Les dits du corbeau noir

Sylvain TESSON passeur d'immensité extraits de lecture

Sylvain TESSON  Petit traité sur l’immensité du monde  Pocket N° 13179 (extraits)
(un autre « baladin occidental » selon la formule de Synges)

« Beaucoup de ceux qui ont recours aux forêts n’ont en réalité jamais vraiment quitté celles qui poussent en eux…

Vivre, c’est- faire de son rêve un souvenir…

Quelque soit la direction prise, marcher conduit à l’essentiel…

Une vie est réussit quand elle n’est faite que de verbes d’actions…

Rien ne fout le camp, ce sont les gens qui ne tiennent plus en place…

Les nomades, les errants se contentent de voyager silencieusement, pour eux-même, parfois en eux-mêmes… Ils vivent en mouvement…
Ils n’appartiennent qu’au chemin qu’ils foulent…

Le nomadisme est la meilleure réponse à l’échappée du temps…

Le temps de l’Occident est un courant d’air qui passe par la fenêtre de nos vies. Il se mue sur le chemin en une pâte généreusement pétrie…

La lenteur révèle des choses cachées par la vitesse…

Aucun mouvement ne peut se passer d’une énergie pulsative…

Le voyage est cette surface qui est offerte à la pensée pour divaguer en toute liberté…

Ouvrir les yeux et une antidote au désespoir…

Sur la piste, pour combattre le vide, il y a la poésie, elle entretient l’esprit et gonfle l’âme…

Chercher hors de soi matière à émerveillement….

━━━━━━━━━━

Exercice proposé: Recopiez intégralement, sans rien modifier, l'extrait ci-dessus consacré à Sylvain Tesson, du titre jusqu'à la dernière ligne.

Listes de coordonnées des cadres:
━━━━━━━━━━

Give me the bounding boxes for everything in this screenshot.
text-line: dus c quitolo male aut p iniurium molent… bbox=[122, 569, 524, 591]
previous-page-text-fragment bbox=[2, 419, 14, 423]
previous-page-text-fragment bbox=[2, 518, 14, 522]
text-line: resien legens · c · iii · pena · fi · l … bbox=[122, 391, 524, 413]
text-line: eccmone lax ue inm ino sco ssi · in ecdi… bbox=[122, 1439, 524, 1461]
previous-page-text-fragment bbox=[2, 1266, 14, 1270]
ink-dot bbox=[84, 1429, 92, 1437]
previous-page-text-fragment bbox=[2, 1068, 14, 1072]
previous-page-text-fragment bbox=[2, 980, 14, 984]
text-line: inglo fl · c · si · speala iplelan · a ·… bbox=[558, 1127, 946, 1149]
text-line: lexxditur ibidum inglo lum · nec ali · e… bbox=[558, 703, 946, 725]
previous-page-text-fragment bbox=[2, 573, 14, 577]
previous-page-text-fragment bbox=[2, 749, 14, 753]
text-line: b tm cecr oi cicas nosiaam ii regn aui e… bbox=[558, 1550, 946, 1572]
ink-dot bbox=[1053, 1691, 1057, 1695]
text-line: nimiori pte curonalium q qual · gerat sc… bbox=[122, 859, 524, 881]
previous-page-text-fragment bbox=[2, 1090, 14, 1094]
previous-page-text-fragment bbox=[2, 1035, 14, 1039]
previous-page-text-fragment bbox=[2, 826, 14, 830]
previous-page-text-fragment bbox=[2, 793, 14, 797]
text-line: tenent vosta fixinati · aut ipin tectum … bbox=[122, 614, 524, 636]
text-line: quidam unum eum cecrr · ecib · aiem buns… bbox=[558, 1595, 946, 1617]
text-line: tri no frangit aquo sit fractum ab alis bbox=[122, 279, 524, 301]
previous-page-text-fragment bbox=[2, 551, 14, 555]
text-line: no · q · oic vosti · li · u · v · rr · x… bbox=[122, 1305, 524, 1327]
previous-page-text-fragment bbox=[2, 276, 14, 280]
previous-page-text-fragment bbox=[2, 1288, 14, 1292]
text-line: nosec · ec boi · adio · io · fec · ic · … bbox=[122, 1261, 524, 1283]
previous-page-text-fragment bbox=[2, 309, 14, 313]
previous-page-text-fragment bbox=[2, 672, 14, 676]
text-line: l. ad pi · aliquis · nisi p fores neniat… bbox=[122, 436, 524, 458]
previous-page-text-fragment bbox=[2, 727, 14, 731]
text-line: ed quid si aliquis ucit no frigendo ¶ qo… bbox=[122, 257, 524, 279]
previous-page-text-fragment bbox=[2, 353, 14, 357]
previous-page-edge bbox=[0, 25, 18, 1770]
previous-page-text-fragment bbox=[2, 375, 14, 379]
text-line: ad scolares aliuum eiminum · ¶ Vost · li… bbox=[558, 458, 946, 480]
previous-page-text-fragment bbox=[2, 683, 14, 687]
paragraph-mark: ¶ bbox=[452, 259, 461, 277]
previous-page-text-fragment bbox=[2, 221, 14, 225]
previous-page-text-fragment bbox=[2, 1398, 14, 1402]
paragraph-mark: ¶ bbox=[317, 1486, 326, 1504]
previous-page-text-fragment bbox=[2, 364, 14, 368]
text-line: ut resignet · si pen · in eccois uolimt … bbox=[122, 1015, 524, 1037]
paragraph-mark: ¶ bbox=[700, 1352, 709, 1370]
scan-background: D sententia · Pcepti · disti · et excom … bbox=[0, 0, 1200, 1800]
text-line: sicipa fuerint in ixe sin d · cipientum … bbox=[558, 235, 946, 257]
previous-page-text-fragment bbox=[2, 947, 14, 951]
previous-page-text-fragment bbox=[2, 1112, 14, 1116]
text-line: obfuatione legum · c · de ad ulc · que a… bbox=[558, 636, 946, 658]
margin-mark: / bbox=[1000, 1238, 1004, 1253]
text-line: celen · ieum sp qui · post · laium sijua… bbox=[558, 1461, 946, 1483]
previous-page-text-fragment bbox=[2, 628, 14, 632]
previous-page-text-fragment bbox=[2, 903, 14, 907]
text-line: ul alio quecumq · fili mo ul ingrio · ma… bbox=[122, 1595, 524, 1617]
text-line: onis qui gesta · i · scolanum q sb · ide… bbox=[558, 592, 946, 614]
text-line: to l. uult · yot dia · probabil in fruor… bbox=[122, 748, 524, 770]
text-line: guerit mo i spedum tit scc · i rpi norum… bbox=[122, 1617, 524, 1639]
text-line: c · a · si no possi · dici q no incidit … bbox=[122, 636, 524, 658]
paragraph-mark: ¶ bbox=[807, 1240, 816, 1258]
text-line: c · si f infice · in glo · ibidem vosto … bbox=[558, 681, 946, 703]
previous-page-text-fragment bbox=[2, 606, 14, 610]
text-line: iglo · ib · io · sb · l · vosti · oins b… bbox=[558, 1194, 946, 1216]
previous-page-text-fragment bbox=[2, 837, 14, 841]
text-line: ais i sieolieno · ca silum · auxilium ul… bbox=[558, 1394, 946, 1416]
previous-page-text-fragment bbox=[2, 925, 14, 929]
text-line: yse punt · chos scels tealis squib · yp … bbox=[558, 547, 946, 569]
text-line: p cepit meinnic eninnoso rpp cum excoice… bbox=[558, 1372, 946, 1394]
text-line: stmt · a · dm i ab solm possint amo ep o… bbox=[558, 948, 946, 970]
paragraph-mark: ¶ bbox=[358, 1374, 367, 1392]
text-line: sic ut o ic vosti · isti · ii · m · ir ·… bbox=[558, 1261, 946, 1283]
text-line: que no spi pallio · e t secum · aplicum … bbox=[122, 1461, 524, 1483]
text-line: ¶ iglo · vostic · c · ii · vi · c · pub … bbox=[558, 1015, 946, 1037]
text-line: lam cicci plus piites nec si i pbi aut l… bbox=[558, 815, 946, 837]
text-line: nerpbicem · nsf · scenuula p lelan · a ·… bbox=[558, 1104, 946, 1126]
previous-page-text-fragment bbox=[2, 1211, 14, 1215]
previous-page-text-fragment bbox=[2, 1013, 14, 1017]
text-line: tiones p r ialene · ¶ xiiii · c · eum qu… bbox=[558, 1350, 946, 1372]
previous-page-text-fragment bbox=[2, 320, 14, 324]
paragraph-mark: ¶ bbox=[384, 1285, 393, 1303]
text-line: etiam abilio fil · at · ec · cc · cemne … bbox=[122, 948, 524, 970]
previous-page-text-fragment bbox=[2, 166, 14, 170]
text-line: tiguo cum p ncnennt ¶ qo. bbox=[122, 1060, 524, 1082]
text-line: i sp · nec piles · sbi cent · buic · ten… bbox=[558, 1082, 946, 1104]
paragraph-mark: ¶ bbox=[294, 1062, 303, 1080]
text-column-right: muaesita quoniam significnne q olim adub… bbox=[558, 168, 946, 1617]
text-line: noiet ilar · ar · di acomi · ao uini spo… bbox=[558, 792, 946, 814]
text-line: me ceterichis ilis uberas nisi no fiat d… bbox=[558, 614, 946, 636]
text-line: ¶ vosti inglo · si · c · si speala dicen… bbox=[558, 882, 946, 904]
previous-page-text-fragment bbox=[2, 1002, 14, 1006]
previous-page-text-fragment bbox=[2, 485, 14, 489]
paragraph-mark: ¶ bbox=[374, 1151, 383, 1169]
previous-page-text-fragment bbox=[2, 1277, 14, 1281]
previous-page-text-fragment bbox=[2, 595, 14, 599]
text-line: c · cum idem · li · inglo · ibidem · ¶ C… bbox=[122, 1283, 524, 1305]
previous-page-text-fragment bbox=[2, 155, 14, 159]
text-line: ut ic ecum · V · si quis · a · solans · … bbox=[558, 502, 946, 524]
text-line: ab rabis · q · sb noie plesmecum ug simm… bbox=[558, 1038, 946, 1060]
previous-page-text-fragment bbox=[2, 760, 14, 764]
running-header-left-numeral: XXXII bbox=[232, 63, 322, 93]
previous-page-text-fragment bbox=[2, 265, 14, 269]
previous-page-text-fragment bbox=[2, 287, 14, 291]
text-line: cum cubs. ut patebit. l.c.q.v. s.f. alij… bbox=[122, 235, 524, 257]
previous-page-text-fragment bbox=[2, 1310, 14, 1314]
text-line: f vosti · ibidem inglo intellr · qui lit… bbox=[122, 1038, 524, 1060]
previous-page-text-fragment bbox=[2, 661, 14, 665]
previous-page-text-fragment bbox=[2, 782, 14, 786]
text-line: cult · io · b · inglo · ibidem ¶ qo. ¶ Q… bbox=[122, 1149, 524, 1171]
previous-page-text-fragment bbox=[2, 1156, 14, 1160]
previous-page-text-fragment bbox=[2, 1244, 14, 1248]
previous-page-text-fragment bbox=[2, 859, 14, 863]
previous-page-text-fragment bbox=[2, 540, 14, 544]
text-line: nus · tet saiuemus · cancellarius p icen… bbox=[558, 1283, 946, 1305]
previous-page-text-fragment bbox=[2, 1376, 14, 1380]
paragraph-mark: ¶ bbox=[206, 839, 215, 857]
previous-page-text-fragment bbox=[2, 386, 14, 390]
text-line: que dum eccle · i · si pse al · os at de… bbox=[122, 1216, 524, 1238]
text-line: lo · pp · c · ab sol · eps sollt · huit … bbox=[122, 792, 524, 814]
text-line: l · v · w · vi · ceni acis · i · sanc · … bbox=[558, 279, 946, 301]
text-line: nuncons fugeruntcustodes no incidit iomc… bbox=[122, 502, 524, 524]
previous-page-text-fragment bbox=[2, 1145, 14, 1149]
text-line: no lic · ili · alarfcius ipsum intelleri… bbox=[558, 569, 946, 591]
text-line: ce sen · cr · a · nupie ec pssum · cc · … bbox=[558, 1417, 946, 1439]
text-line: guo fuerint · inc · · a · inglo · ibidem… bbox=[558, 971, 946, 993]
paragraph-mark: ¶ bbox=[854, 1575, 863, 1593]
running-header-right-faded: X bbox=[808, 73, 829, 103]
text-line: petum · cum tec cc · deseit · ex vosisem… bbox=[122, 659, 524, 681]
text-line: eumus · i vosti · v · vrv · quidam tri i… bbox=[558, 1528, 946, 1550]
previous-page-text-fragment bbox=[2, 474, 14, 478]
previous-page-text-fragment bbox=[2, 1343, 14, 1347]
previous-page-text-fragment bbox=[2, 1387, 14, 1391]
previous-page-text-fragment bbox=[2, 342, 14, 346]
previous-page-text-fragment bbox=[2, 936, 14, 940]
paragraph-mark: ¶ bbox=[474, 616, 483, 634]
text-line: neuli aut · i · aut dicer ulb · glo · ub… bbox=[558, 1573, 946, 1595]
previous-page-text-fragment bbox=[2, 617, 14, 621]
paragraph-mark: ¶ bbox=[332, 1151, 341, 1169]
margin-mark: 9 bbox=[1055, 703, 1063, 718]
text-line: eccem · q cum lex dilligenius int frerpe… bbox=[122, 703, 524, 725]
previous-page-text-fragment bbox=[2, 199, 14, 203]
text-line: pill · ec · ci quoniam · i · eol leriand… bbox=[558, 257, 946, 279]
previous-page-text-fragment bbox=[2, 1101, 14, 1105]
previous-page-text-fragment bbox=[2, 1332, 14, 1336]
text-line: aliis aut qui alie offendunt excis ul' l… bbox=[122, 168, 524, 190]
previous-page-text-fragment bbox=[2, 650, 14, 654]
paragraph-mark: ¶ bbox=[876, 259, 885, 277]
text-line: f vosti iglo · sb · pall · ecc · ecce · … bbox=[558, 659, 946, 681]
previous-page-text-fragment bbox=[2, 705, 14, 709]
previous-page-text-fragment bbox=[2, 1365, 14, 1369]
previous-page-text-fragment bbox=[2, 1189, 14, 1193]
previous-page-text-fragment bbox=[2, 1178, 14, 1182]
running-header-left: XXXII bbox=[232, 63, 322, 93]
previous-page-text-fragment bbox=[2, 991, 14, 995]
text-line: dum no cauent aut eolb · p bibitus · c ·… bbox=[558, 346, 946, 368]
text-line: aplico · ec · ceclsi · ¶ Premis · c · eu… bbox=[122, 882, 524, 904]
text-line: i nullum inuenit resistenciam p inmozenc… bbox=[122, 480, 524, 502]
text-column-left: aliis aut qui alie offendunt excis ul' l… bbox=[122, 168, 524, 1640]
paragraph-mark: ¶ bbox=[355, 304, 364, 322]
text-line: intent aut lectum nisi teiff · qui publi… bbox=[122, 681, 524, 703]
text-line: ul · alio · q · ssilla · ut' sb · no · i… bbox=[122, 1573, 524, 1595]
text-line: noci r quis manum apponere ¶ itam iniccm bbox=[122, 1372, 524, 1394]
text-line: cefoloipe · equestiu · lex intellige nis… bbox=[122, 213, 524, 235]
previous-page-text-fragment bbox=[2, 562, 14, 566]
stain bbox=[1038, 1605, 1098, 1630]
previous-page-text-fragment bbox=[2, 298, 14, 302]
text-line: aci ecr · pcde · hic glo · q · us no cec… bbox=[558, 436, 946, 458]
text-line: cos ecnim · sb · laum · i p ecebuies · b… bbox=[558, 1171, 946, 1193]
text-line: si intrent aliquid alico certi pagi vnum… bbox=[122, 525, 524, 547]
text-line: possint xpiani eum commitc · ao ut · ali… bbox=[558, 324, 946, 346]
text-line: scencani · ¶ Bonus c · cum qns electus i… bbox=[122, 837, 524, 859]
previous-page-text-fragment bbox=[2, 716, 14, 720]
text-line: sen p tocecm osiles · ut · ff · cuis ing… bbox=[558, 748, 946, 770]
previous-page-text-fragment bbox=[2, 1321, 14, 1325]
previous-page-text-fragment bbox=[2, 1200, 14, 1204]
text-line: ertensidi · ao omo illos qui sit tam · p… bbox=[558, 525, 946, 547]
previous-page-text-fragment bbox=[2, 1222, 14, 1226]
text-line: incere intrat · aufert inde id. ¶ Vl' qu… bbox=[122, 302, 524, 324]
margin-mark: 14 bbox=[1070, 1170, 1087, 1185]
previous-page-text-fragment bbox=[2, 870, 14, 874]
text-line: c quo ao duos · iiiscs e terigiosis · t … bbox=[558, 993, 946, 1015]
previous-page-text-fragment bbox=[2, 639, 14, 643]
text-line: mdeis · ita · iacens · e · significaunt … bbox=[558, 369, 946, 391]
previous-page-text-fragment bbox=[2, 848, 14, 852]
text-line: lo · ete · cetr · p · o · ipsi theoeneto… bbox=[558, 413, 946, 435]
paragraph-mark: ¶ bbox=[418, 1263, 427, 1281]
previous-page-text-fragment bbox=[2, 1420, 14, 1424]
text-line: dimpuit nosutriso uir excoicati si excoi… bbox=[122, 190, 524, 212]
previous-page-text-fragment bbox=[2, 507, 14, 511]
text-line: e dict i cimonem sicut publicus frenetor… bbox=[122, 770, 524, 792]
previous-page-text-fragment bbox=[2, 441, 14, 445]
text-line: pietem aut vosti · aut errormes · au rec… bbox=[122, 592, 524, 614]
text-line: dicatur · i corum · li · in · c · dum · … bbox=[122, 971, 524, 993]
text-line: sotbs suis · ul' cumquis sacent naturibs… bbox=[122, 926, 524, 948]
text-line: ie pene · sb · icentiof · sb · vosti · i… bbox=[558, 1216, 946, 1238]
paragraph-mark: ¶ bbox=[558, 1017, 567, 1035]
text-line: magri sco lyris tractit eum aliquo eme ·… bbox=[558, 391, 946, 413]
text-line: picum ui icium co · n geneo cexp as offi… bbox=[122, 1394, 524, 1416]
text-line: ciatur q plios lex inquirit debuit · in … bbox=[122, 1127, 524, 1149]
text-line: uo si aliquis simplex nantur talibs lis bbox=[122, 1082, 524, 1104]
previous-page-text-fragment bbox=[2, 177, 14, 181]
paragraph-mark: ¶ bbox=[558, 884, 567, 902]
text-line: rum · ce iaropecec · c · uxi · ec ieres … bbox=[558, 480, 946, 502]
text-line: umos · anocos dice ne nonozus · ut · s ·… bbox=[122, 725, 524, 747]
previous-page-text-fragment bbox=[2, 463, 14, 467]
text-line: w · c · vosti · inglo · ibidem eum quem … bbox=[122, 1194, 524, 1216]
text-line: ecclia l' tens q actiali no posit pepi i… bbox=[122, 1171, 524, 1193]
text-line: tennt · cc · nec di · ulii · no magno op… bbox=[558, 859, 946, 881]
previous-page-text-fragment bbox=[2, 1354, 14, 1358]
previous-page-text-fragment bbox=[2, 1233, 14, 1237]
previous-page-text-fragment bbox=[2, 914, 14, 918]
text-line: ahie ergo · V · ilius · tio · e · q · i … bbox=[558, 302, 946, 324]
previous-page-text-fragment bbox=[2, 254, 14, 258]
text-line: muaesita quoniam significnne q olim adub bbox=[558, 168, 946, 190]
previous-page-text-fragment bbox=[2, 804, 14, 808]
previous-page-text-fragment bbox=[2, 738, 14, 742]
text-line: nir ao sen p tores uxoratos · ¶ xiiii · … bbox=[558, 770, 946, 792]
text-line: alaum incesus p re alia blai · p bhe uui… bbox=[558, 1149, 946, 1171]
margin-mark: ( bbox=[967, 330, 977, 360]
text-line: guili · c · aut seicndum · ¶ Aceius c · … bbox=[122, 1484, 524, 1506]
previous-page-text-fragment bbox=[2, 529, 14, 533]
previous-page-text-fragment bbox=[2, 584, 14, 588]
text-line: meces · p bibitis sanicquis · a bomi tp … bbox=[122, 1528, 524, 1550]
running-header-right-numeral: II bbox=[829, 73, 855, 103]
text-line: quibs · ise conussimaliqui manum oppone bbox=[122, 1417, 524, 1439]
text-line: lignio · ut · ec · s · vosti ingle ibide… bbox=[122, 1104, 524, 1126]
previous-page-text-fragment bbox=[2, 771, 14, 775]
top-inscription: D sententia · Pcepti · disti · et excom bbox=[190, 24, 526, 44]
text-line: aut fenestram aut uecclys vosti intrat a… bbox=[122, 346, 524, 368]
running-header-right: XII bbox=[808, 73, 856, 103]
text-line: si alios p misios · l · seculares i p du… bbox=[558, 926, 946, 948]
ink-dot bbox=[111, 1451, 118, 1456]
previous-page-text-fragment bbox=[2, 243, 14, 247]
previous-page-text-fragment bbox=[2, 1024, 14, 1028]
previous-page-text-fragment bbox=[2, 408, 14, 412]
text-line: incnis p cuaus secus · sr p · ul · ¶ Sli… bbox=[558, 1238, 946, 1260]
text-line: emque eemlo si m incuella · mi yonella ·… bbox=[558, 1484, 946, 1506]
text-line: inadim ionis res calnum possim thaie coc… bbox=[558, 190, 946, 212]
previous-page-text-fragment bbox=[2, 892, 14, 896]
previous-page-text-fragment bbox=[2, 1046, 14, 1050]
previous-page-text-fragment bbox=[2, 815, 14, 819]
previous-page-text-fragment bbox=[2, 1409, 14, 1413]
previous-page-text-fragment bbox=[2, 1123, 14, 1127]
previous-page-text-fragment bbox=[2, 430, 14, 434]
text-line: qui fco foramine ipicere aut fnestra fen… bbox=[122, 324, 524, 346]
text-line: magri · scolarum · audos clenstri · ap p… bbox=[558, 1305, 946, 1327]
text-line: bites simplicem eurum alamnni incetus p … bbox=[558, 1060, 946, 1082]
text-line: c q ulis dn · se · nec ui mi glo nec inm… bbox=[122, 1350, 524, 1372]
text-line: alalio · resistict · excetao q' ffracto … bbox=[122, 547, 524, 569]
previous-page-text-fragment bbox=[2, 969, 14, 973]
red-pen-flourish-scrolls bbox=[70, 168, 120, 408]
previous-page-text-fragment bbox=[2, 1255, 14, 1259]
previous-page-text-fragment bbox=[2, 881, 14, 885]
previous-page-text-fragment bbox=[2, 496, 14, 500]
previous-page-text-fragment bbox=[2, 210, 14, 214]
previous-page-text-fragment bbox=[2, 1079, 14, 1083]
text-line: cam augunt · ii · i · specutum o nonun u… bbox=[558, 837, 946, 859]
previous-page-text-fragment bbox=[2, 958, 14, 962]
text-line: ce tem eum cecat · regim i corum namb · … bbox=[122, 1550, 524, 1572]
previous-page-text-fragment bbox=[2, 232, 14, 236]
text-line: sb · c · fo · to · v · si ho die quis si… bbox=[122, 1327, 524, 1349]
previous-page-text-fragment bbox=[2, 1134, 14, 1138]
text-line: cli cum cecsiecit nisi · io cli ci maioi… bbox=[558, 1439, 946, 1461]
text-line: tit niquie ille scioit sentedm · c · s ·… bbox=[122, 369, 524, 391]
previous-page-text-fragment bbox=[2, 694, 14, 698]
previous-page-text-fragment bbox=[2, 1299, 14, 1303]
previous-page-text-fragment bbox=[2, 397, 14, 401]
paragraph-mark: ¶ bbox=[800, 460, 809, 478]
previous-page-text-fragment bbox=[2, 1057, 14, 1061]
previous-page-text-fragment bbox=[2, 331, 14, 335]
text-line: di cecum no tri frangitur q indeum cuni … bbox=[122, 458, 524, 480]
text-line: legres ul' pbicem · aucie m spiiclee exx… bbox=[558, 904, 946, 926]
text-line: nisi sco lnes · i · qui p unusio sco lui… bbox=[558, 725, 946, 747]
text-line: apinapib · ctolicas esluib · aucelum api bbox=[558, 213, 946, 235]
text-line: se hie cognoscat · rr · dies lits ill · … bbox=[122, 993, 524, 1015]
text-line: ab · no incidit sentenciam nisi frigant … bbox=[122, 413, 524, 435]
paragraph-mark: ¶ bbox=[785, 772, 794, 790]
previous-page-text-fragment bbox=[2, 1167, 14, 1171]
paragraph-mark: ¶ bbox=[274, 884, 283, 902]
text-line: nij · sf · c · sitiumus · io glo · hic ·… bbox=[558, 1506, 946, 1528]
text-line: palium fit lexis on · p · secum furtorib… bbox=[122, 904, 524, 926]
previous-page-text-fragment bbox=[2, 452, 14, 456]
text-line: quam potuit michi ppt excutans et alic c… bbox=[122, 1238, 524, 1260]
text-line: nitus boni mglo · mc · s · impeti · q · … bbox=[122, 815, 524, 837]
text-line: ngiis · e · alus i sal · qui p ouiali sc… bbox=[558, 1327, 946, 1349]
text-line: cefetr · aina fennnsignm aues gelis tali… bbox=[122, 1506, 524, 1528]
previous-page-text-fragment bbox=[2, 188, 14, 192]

━━━━━━━━━━

Corrigé de l'exercice:
Les dits du corbeau noir

Sylvain TESSON passeur d'immensité extraits de lecture

Sylvain TESSON  Petit traité sur l’immensité du monde  Pocket N° 13179 (extraits)
(un autre « baladin occidental » selon la formule de Synges)

« Beaucoup de ceux qui ont recours aux forêts n’ont en réalité jamais vraiment quitté celles qui poussent en eux…

Vivre, c’est- faire de son rêve un souvenir…

Quelque soit la direction prise, marcher conduit à l’essentiel…

Une vie est réussit quand elle n’est faite que de verbes d’actions…

Rien ne fout le camp, ce sont les gens qui ne tiennent plus en place…

Les nomades, les errants se contentent de voyager silencieusement, pour eux-même, parfois en eux-mêmes… Ils vivent en mouvement…
Ils n’appartiennent qu’au chemin qu’ils foulent…

Le nomadisme est la meilleure réponse à l’échappée du temps…

Le temps de l’Occident est un courant d’air qui passe par la fenêtre de nos vies. Il se mue sur le chemin en une pâte généreusement pétrie…

La lenteur révèle des choses cachées par la vitesse…

Aucun mouvement ne peut se passer d’une énergie pulsative…

Le voyage est cette surface qui est offerte à la pensée pour divaguer en toute liberté…

Ouvrir les yeux et une antidote au désespoir…

Sur la piste, pour combattre le vide, il y a la poésie, elle entretient l’esprit et gonfle l’âme…

Chercher hors de soi matière à émerveillement….